■ Problems to solve
- 1) Reproduce the part of the Python-to-Java thread between "Ask HN: Switching" and "other than Java.", inclusive.
- 2) Continue the forum thread about moving from Python to Java, picking up after its final sentence.

■ Supplied passage
Ask HN: Switching from Python to Java Dev. - amrx431
Background: For 3 and half years out of school I joined a startup that uses Python. Now I am kind of bored and also the future of the startup doesn&#x27;t seem so bright. I researched the market and most Python openings are either for Django or AI|ML. Now at the startup I didn&#x27;t work on either of these. Considering purely job opportunities and pay should I learn Java along with Spring Boot? Investing in AI, ML seems to be exhaustive and I dont know the prejudice that may exist while hiring AI, ML software developer(preference for masters and PhD candidates). What would you guys recommend solely on the basis of opportunities and renumeration. Side note: I started React couple of months back. I am open to suggestions other than Java.
======
mg794613
Somebody please correct me if I'm wrong. but, Java has been the main language
for years now so it might seem a safe bet. Everybody coming out of IT
education is forced to learn Java for that reason. Which means there are 13 in
a dozen people for the job. Java is also dying a bit. To my opinion it will go
into the direction of cobol. It will loose popularity with a surplus of
personnel. In about 15 years you will become valuable again for the same
reason cobol did. Someone needs to support the stacks of banks etc. that said,
python is 'just' a scripting language. So it is usually deemed 'less cool' or
less 'hardcore' than Java. I disagree with this sentiment, but can you blame
people who went into IT because of the money and now can only code on 1
language (to my opinion you need to learn as much as possible and don't stick
to one trick)? I'd say;look for what you really like to do and find a job in
that and keep learning. Because that's what successful IT people do. Keep
learning.

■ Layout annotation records

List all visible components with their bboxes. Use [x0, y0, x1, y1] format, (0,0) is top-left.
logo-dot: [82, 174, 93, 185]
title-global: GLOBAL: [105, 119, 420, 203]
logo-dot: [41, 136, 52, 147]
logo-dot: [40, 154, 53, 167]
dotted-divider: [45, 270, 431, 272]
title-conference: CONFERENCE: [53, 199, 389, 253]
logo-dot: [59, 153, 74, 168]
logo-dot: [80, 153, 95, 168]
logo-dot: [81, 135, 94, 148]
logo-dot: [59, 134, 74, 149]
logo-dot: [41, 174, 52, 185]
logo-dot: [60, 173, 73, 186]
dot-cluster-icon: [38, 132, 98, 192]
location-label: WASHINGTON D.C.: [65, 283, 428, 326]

■ Outputs by task
- 1)
Ask HN: Switching from Python to Java Dev. - amrx431
Background: For 3 and half years out of school I joined a startup that uses Python. Now I am kind of bored and also the future of the startup doesn&#x27;t seem so bright. I researched the market and most Python openings are either for Django or AI|ML. Now at the startup I didn&#x27;t work on either of these. Considering purely job opportunities and pay should I learn Java along with Spring Boot? Investing in AI, ML seems to be exhaustive and I dont know the prejudice that may exist while hiring AI, ML software developer(preference for masters and PhD candidates). What would you guys recommend solely on the basis of opportunities and renumeration. Side note: I started React couple of months back. I am open to suggestions other than Java.

- 2)
------
erokar
Job opportunities are heavily dependent on where you live (unless you're
willing to move), so I would research that. You might find that e.g. C# will
yield more opportunities/pay in your area.

Personally I would take Python/Django over Java/Spring any day. Python is a
much more succinct language and I find the overall developer experience to be
much more pleasant in the Python world.

------
tobltobs
Picking up enough Django skills shouldn't take long. Java/Spring will be much
more effort and you might hate it.